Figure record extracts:
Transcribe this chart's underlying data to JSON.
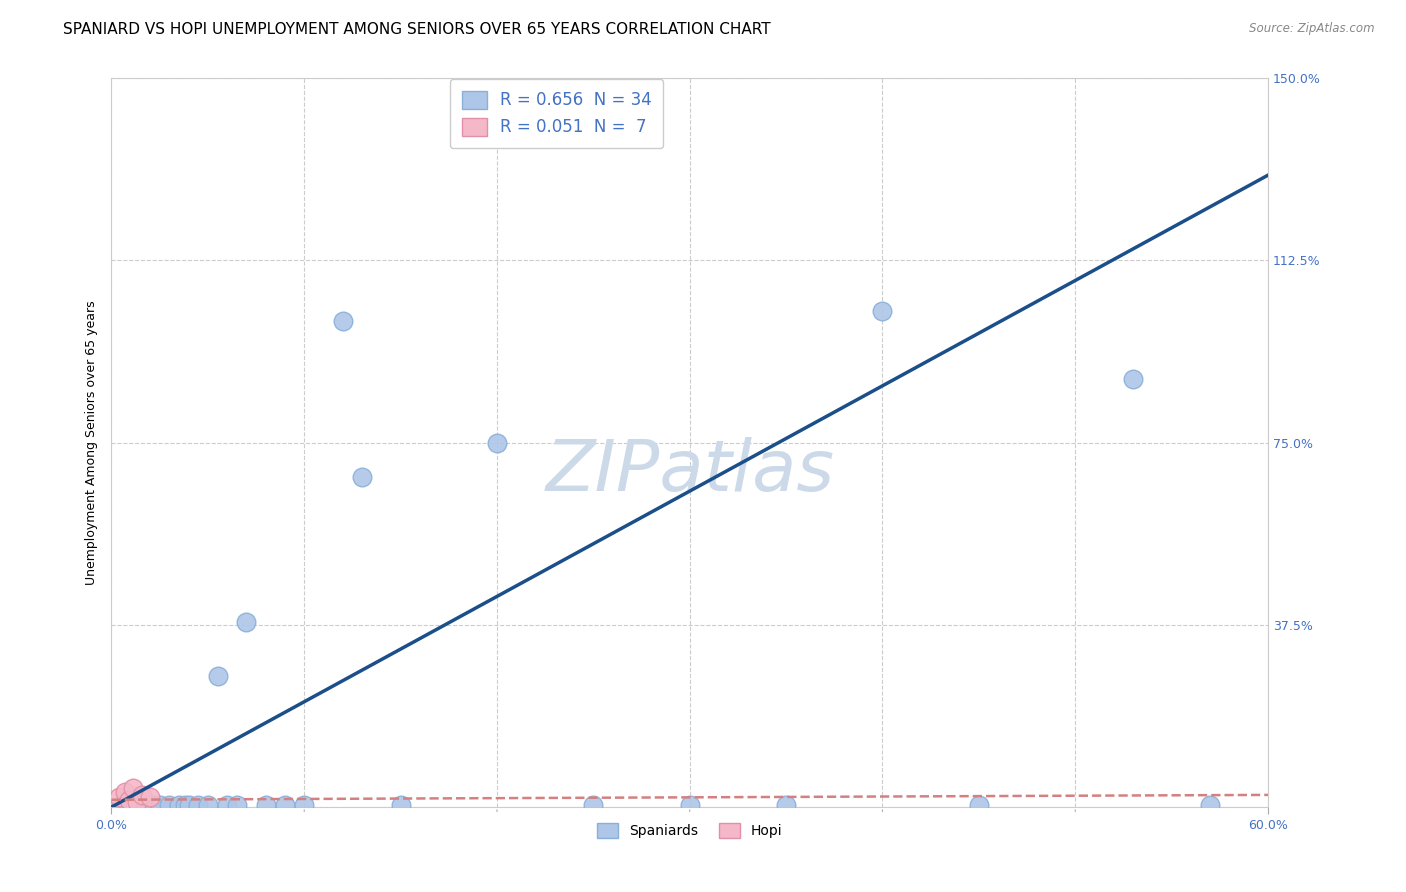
{
  "title": "SPANIARD VS HOPI UNEMPLOYMENT AMONG SENIORS OVER 65 YEARS CORRELATION CHART",
  "source": "Source: ZipAtlas.com",
  "ylabel": "Unemployment Among Seniors over 65 years",
  "xlim": [
    0.0,
    0.6
  ],
  "ylim": [
    0.0,
    1.5
  ],
  "legend_entries": [
    {
      "label": "R = 0.656  N = 34",
      "color": "#aec6e8"
    },
    {
      "label": "R = 0.051  N =  7",
      "color": "#ffb6c1"
    }
  ],
  "legend_bottom": [
    "Spaniards",
    "Hopi"
  ],
  "watermark": "ZIPatlas",
  "spaniards_x": [
    0.005,
    0.008,
    0.01,
    0.012,
    0.015,
    0.016,
    0.018,
    0.02,
    0.022,
    0.025,
    0.03,
    0.035,
    0.038,
    0.04,
    0.045,
    0.05,
    0.055,
    0.06,
    0.065,
    0.07,
    0.08,
    0.09,
    0.1,
    0.12,
    0.13,
    0.15,
    0.2,
    0.25,
    0.3,
    0.35,
    0.4,
    0.45,
    0.53,
    0.57
  ],
  "spaniards_y": [
    0.005,
    0.01,
    0.005,
    0.005,
    0.005,
    0.01,
    0.005,
    0.005,
    0.005,
    0.005,
    0.005,
    0.005,
    0.005,
    0.005,
    0.005,
    0.005,
    0.27,
    0.005,
    0.005,
    0.38,
    0.005,
    0.005,
    0.005,
    1.0,
    0.68,
    0.005,
    0.75,
    0.005,
    0.005,
    0.005,
    1.02,
    0.005,
    0.88,
    0.005
  ],
  "hopi_x": [
    0.004,
    0.007,
    0.009,
    0.011,
    0.013,
    0.016,
    0.02
  ],
  "hopi_y": [
    0.02,
    0.03,
    0.015,
    0.04,
    0.01,
    0.025,
    0.02
  ],
  "blue_line_x": [
    0.0,
    0.6
  ],
  "blue_line_y": [
    0.0,
    1.3
  ],
  "pink_line_x": [
    0.0,
    0.6
  ],
  "pink_line_y": [
    0.015,
    0.025
  ],
  "blue_line_color": "#1b4f8a",
  "pink_line_color": "#d48080",
  "scatter_blue": "#aec6e8",
  "scatter_pink": "#f5b8c8",
  "grid_color": "#cccccc",
  "background_color": "#ffffff",
  "title_fontsize": 11,
  "axis_label_fontsize": 9,
  "tick_fontsize": 9,
  "watermark_color": "#ccd9e8",
  "watermark_fontsize": 52,
  "tick_color": "#4472c4",
  "source_color": "#888888"
}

What you need to do: Print each record exactly as it stands, leaving the images out.

Written response:
Transcribe this chart's underlying data to JSON.
{
  "title": "SPANIARD VS HOPI UNEMPLOYMENT AMONG SENIORS OVER 65 YEARS CORRELATION CHART",
  "source": "Source: ZipAtlas.com",
  "ylabel": "Unemployment Among Seniors over 65 years",
  "xlim": [
    0.0,
    0.6
  ],
  "ylim": [
    0.0,
    1.5
  ],
  "legend_entries": [
    {
      "label": "R = 0.656  N = 34",
      "color": "#aec6e8"
    },
    {
      "label": "R = 0.051  N =  7",
      "color": "#ffb6c1"
    }
  ],
  "legend_bottom": [
    "Spaniards",
    "Hopi"
  ],
  "watermark": "ZIPatlas",
  "spaniards_x": [
    0.005,
    0.008,
    0.01,
    0.012,
    0.015,
    0.016,
    0.018,
    0.02,
    0.022,
    0.025,
    0.03,
    0.035,
    0.038,
    0.04,
    0.045,
    0.05,
    0.055,
    0.06,
    0.065,
    0.07,
    0.08,
    0.09,
    0.1,
    0.12,
    0.13,
    0.15,
    0.2,
    0.25,
    0.3,
    0.35,
    0.4,
    0.45,
    0.53,
    0.57
  ],
  "spaniards_y": [
    0.005,
    0.01,
    0.005,
    0.005,
    0.005,
    0.01,
    0.005,
    0.005,
    0.005,
    0.005,
    0.005,
    0.005,
    0.005,
    0.005,
    0.005,
    0.005,
    0.27,
    0.005,
    0.005,
    0.38,
    0.005,
    0.005,
    0.005,
    1.0,
    0.68,
    0.005,
    0.75,
    0.005,
    0.005,
    0.005,
    1.02,
    0.005,
    0.88,
    0.005
  ],
  "hopi_x": [
    0.004,
    0.007,
    0.009,
    0.011,
    0.013,
    0.016,
    0.02
  ],
  "hopi_y": [
    0.02,
    0.03,
    0.015,
    0.04,
    0.01,
    0.025,
    0.02
  ],
  "blue_line_x": [
    0.0,
    0.6
  ],
  "blue_line_y": [
    0.0,
    1.3
  ],
  "pink_line_x": [
    0.0,
    0.6
  ],
  "pink_line_y": [
    0.015,
    0.025
  ],
  "blue_line_color": "#1b4f8a",
  "pink_line_color": "#d48080",
  "scatter_blue": "#aec6e8",
  "scatter_pink": "#f5b8c8",
  "grid_color": "#cccccc",
  "background_color": "#ffffff",
  "title_fontsize": 11,
  "axis_label_fontsize": 9,
  "tick_fontsize": 9,
  "watermark_color": "#ccd9e8",
  "watermark_fontsize": 52,
  "tick_color": "#4472c4",
  "source_color": "#888888"
}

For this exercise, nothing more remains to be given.